▼
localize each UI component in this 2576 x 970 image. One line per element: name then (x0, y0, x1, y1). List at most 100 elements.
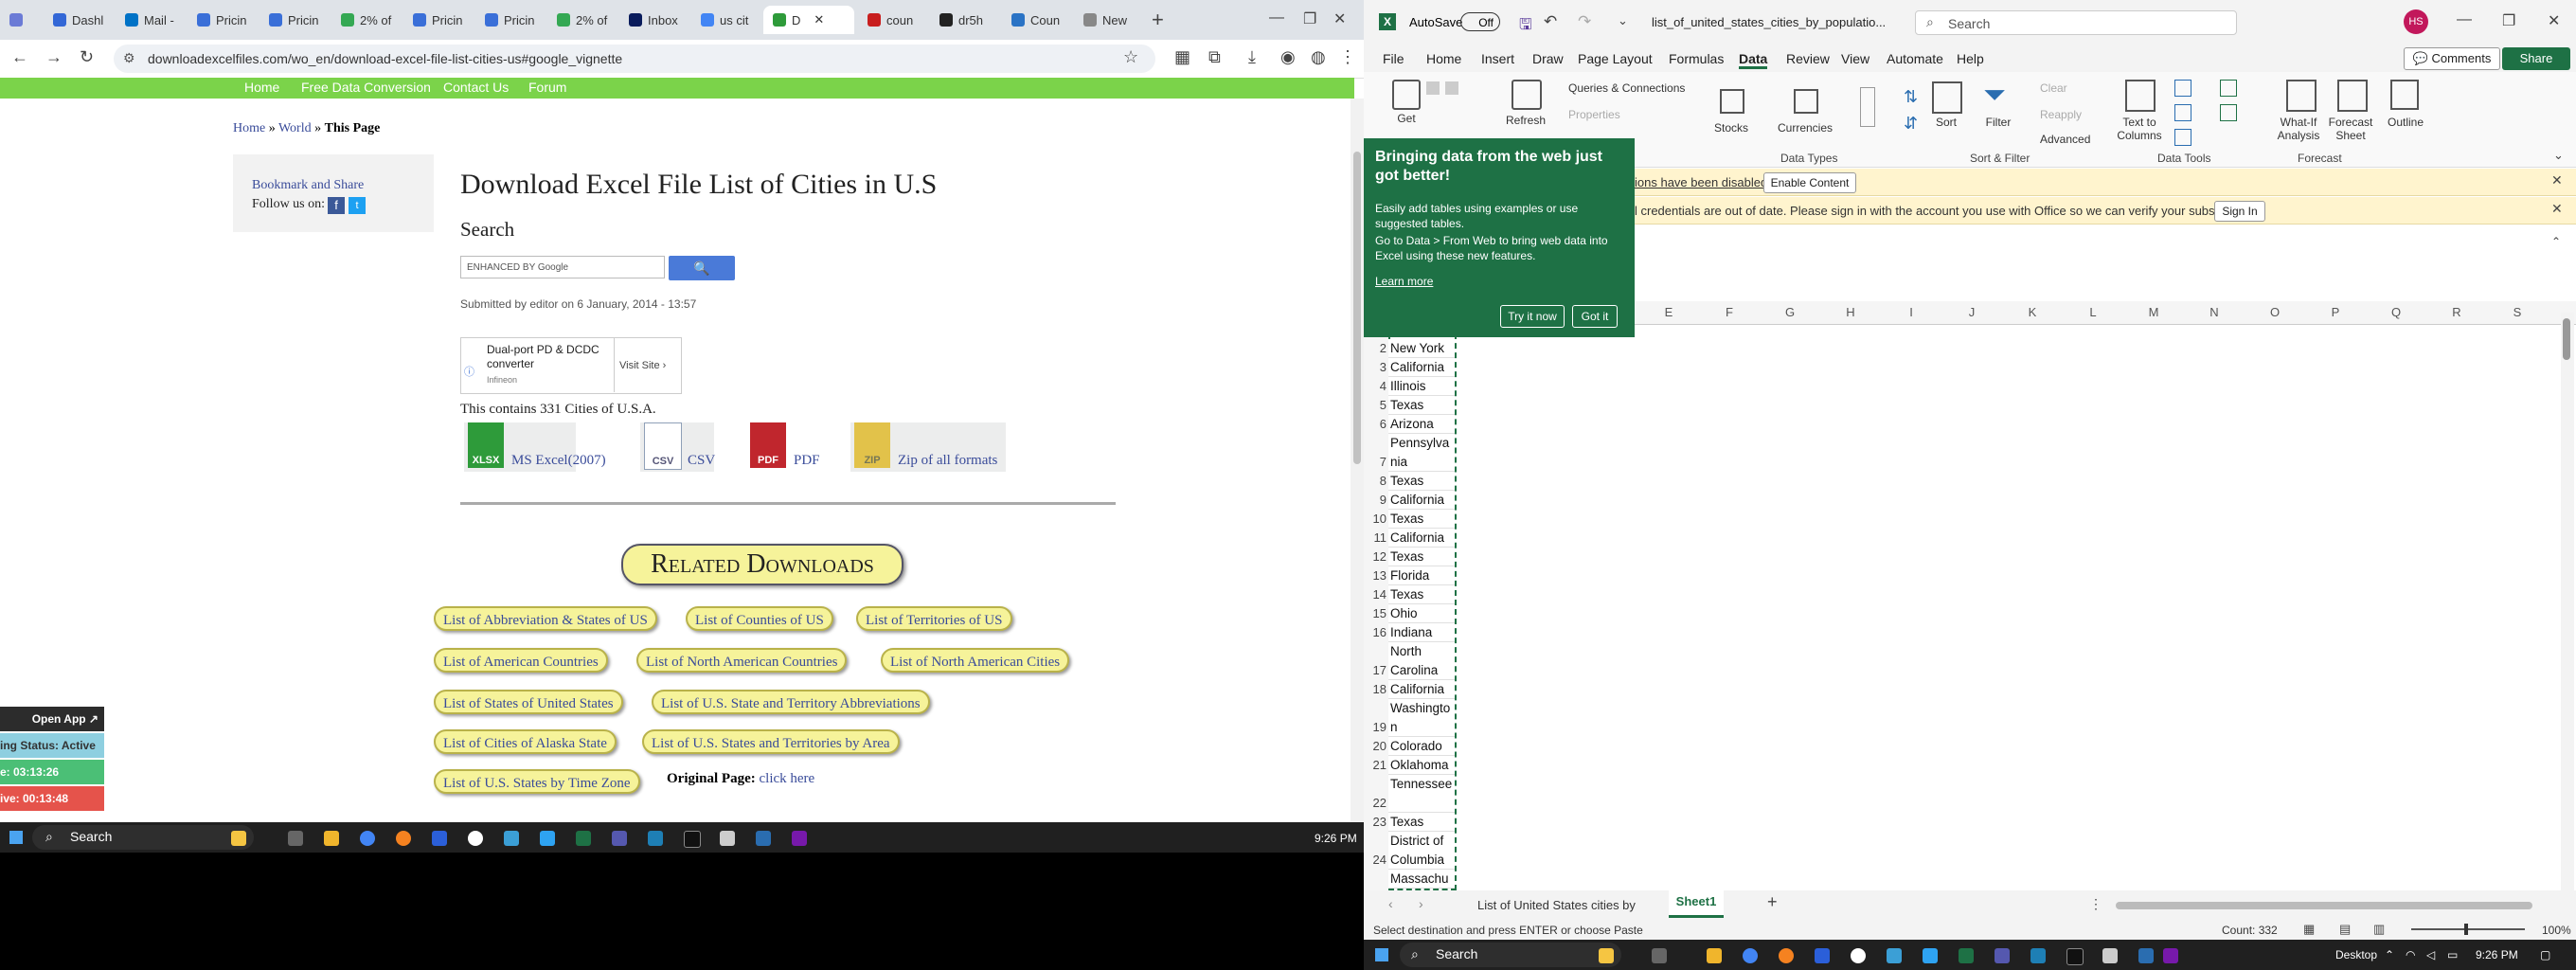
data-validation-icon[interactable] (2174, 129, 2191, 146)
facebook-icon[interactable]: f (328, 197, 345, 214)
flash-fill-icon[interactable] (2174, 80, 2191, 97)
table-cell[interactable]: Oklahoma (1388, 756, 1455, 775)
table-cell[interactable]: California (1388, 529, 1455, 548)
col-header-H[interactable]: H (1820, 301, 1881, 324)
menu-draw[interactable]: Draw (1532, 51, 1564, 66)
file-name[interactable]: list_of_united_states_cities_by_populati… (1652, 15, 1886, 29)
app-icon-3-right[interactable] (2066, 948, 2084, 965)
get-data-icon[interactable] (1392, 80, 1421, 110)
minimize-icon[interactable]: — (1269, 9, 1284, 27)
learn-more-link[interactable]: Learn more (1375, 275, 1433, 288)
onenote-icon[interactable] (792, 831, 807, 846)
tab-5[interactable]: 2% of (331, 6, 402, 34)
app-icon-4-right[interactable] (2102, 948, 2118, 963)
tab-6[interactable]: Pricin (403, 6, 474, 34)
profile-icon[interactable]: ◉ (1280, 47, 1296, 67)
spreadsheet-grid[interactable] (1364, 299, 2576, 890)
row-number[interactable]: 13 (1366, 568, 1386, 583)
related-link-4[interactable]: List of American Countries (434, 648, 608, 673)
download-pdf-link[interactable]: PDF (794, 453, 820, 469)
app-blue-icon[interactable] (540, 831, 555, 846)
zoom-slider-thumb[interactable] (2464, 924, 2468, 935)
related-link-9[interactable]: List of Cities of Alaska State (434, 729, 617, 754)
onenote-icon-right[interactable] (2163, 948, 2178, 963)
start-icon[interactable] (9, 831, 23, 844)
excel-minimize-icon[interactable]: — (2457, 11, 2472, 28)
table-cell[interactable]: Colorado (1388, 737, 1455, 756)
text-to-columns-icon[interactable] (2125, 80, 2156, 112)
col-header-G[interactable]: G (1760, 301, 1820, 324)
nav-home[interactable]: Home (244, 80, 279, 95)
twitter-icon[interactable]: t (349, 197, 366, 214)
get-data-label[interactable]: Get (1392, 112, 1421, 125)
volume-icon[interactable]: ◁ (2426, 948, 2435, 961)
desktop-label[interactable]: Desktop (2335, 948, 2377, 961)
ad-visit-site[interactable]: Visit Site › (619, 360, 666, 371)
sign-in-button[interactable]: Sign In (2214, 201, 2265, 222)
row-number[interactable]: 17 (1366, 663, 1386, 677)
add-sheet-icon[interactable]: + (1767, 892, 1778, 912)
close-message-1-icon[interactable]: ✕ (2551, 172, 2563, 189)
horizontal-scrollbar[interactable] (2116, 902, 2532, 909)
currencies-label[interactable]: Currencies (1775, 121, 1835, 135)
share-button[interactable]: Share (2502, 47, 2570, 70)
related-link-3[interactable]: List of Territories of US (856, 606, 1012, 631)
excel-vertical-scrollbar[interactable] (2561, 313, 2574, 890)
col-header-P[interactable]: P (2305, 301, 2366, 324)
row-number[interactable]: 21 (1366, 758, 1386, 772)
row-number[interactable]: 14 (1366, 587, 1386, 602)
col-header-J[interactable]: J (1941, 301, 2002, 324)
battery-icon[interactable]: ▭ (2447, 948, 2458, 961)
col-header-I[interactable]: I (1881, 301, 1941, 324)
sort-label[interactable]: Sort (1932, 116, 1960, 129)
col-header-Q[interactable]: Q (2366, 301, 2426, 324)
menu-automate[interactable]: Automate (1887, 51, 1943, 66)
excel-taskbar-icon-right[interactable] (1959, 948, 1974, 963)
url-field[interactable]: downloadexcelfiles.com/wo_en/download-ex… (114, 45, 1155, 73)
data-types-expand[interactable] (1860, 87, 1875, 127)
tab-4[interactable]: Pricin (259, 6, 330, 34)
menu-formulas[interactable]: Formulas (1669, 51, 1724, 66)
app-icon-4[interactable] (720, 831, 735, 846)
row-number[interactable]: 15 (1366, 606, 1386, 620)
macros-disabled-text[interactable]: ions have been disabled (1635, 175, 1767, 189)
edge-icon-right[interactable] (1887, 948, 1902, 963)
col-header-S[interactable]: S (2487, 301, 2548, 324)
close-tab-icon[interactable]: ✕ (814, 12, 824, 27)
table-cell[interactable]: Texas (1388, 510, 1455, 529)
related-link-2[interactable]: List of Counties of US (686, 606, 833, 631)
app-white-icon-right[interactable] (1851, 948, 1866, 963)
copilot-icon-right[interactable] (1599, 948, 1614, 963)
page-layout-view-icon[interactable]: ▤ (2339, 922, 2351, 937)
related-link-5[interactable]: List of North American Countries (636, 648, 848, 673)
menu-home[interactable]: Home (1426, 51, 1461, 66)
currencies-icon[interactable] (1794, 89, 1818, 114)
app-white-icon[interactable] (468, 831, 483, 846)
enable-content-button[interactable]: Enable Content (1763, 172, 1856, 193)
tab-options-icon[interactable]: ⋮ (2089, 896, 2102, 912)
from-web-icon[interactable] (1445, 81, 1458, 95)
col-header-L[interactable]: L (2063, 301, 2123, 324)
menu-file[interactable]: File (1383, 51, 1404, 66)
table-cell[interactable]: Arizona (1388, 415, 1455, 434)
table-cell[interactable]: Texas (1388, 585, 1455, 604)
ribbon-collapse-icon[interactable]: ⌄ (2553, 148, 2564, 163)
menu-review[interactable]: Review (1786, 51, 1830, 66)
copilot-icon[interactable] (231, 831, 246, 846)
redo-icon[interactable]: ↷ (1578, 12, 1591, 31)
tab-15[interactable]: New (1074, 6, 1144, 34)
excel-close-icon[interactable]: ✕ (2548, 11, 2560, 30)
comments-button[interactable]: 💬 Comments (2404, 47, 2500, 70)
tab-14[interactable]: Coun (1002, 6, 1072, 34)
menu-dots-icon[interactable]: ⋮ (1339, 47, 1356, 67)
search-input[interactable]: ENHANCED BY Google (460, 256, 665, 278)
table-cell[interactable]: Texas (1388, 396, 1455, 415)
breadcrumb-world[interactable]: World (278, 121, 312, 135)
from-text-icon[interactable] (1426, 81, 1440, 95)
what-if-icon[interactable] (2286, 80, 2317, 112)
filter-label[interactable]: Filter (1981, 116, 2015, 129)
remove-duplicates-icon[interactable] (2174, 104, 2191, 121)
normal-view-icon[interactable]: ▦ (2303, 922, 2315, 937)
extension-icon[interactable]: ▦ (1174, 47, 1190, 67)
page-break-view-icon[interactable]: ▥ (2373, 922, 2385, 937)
▲
▼
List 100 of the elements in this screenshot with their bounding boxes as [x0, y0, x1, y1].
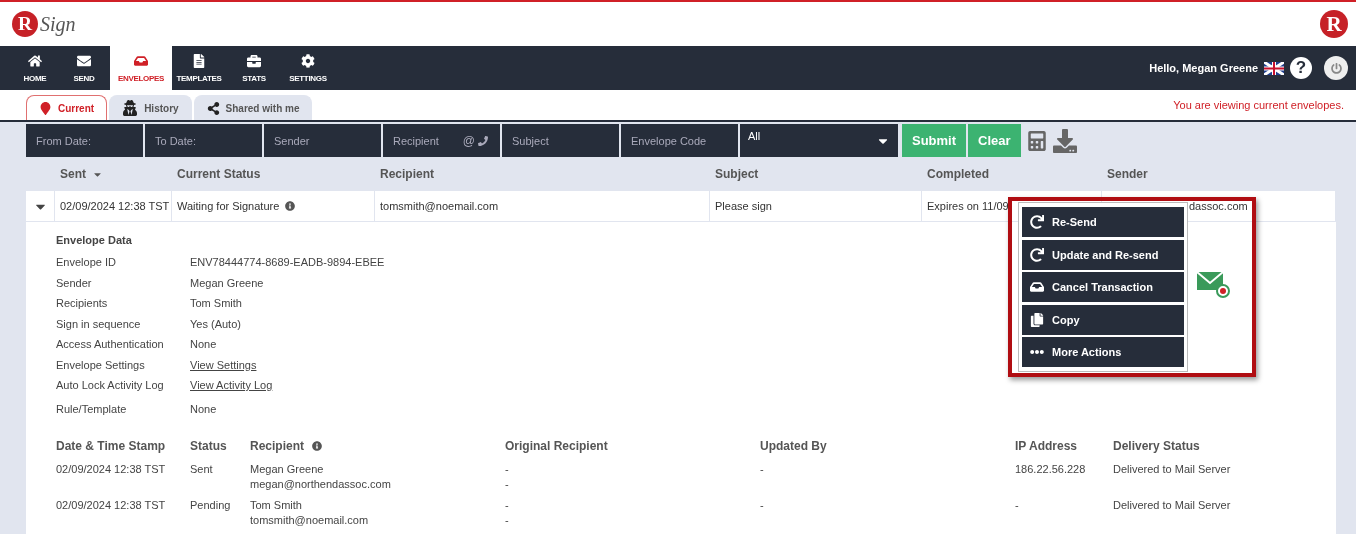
▲
Convert the data starting at the line that contains "localize each UI" and ending at the line that contains "row-number[interactable]: 13 (1366, 568, 1386, 583)" into a two-column CSV with the columns "instruction" and "response", one row for each request, with each value in a single quoted field and line breaks replaced by spaces. Omit the pictures.

_Reply to the exercise:_
instruction,response
"localize each UI component in this 2576 x 970 image. One line per element: name then (x0, y0, x1, y1). List at most 100 elements.","data-validation-icon[interactable] (2174, 129, 2191, 146) facebook-icon[interactable]: f (328, 197, 345, 214) flash-fill-icon[interactable] (2174, 80, 2191, 97) table-cell[interactable]: Oklahoma (1388, 756, 1455, 775) table-cell[interactable]: California (1388, 529, 1455, 548) col-header-H[interactable]: H (1820, 301, 1881, 324) menu-draw[interactable]: Draw (1532, 51, 1564, 66) file-name[interactable]: list_of_united_states_cities_by_populati… (1652, 15, 1886, 29) app-icon-3-right[interactable] (2066, 948, 2084, 965) get-data-icon[interactable] (1392, 80, 1421, 110) minimize-icon[interactable]: — (1269, 9, 1284, 27) learn-more-link[interactable]: Learn more (1375, 275, 1433, 288) onenote-icon[interactable] (792, 831, 807, 846) tab-5[interactable]: 2% of (331, 6, 402, 34) app-icon-4-right[interactable] (2102, 948, 2118, 963) tab-6[interactable]: Pricin (403, 6, 474, 34) profile-icon[interactable]: ◉ (1280, 47, 1296, 67) spreadsheet-grid[interactable] (1364, 299, 2576, 890) row-number[interactable]: 13 (1366, 568, 1386, 583)"